* Problem statement *
Search the material and gather each line with "Hammarö" in it.

+++ Information given +++

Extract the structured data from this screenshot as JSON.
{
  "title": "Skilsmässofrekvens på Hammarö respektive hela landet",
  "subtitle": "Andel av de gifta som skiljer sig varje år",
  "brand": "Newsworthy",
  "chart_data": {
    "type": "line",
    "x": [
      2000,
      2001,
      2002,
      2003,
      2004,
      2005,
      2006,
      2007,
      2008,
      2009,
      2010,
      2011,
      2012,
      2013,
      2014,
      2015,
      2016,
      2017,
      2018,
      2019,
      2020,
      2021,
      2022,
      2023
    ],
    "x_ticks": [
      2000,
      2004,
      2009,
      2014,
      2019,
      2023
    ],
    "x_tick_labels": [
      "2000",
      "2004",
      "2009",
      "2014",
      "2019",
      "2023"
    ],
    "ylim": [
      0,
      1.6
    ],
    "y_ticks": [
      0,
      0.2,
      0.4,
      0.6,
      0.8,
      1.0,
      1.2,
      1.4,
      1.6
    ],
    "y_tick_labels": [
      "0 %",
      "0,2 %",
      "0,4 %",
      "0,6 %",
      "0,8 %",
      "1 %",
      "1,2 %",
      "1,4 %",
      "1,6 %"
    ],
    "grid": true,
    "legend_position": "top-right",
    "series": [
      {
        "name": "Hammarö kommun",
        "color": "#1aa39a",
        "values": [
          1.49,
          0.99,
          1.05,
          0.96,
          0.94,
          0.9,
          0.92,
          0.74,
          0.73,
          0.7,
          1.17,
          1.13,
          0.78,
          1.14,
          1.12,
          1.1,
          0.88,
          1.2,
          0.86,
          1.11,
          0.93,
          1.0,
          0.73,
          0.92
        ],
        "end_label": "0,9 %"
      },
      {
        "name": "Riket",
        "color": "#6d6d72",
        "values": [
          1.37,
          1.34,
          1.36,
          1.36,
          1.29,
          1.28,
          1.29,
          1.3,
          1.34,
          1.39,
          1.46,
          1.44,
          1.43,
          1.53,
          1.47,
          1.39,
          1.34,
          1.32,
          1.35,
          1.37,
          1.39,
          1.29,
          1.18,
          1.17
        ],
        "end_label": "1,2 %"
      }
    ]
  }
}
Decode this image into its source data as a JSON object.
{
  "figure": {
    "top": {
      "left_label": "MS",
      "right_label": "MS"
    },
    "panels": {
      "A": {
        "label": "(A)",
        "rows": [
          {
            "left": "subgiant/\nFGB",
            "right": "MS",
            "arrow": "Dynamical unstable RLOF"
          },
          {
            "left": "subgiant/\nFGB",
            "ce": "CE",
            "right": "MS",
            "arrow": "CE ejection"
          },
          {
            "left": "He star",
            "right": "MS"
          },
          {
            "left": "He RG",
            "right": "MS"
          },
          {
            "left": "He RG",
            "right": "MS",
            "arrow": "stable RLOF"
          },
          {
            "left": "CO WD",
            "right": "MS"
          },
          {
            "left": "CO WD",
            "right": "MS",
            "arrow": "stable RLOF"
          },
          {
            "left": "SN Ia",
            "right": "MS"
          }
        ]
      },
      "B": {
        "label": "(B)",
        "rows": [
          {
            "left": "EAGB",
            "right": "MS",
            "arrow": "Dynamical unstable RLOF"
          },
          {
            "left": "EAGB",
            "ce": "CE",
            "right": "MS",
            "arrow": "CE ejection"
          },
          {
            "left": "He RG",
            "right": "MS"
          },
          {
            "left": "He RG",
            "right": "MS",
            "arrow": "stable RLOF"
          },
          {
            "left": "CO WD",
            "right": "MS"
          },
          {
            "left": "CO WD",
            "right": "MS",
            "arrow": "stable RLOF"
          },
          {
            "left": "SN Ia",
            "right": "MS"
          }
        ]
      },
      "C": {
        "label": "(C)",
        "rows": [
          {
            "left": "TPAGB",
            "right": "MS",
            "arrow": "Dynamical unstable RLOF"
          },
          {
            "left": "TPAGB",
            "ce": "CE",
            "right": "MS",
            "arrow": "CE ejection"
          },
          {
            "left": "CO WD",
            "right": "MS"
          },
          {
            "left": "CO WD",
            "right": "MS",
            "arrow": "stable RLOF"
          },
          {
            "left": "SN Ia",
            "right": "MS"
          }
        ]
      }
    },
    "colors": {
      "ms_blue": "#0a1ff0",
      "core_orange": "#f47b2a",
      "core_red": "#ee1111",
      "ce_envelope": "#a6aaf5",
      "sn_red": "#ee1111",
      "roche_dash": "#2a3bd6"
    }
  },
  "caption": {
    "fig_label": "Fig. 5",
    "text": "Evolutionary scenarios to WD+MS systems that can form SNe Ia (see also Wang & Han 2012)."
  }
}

+++

* Output below *
  "title": "Skilsmässofrekvens på Hammarö respektive hela landet",
        "name": "Hammarö kommun",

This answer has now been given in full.